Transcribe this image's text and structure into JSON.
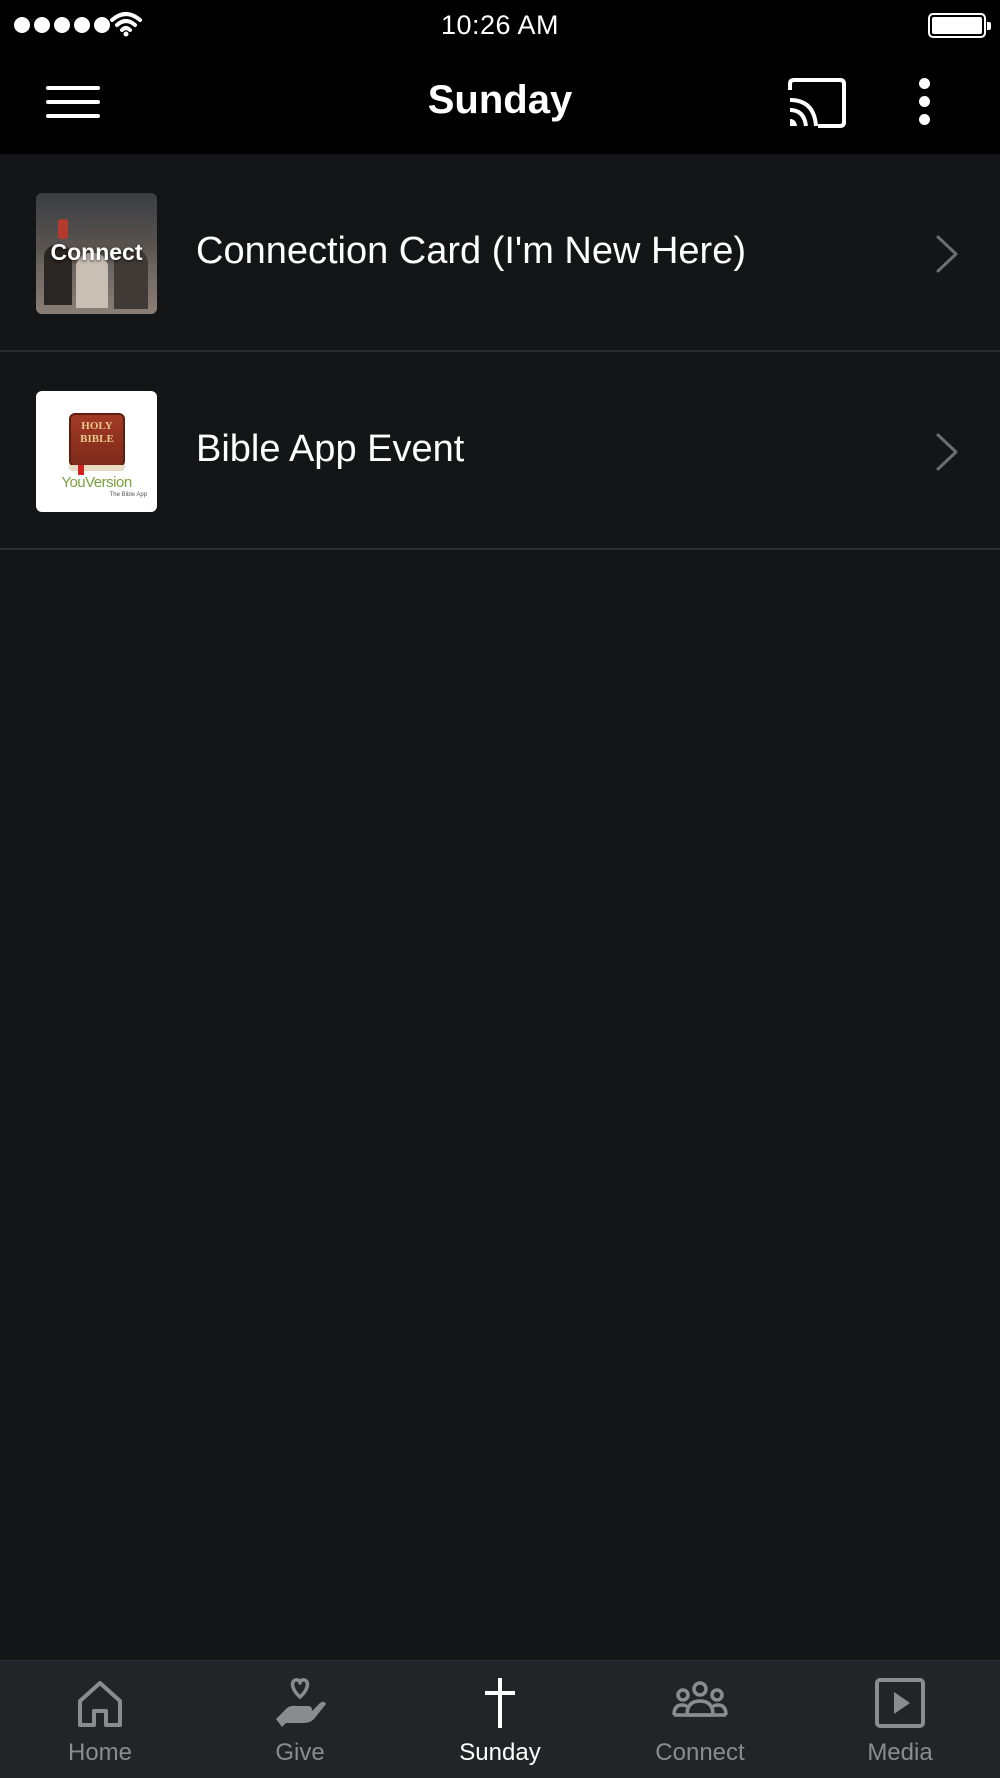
{
  "status_bar": {
    "time": "10:26 AM"
  },
  "nav": {
    "title": "Sunday",
    "menu_icon": "hamburger-menu-icon",
    "cast_icon": "cast-icon",
    "more_icon": "more-vertical-icon"
  },
  "items": [
    {
      "title": "Connection Card (I'm New Here)",
      "thumb_label": "Connect"
    },
    {
      "title": "Bible App Event",
      "thumb_book_line1": "HOLY",
      "thumb_book_line2": "BIBLE",
      "thumb_brand": "YouVersion",
      "thumb_brand_sub": "The Bible App"
    }
  ],
  "tabs": [
    {
      "label": "Home",
      "icon": "home-icon"
    },
    {
      "label": "Give",
      "icon": "give-hand-heart-icon"
    },
    {
      "label": "Sunday",
      "icon": "cross-icon",
      "active": true
    },
    {
      "label": "Connect",
      "icon": "people-group-icon"
    },
    {
      "label": "Media",
      "icon": "play-square-icon"
    }
  ],
  "colors": {
    "background": "#141517",
    "header": "#000000",
    "tab_bar": "#232427",
    "tab_inactive": "#8b8c8f",
    "tab_active": "#ffffff"
  }
}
────────────────────
WORK TO DO: Copy each line of the records precisely and drop any images they hold.

SOLUTION:
Transcribe this image's text and structure into JSON.
{
  "status_bar": {
    "time": "10:26 AM"
  },
  "nav": {
    "title": "Sunday",
    "menu_icon": "hamburger-menu-icon",
    "cast_icon": "cast-icon",
    "more_icon": "more-vertical-icon"
  },
  "items": [
    {
      "title": "Connection Card (I'm New Here)",
      "thumb_label": "Connect"
    },
    {
      "title": "Bible App Event",
      "thumb_book_line1": "HOLY",
      "thumb_book_line2": "BIBLE",
      "thumb_brand": "YouVersion",
      "thumb_brand_sub": "The Bible App"
    }
  ],
  "tabs": [
    {
      "label": "Home",
      "icon": "home-icon"
    },
    {
      "label": "Give",
      "icon": "give-hand-heart-icon"
    },
    {
      "label": "Sunday",
      "icon": "cross-icon",
      "active": true
    },
    {
      "label": "Connect",
      "icon": "people-group-icon"
    },
    {
      "label": "Media",
      "icon": "play-square-icon"
    }
  ],
  "colors": {
    "background": "#141517",
    "header": "#000000",
    "tab_bar": "#232427",
    "tab_inactive": "#8b8c8f",
    "tab_active": "#ffffff"
  }
}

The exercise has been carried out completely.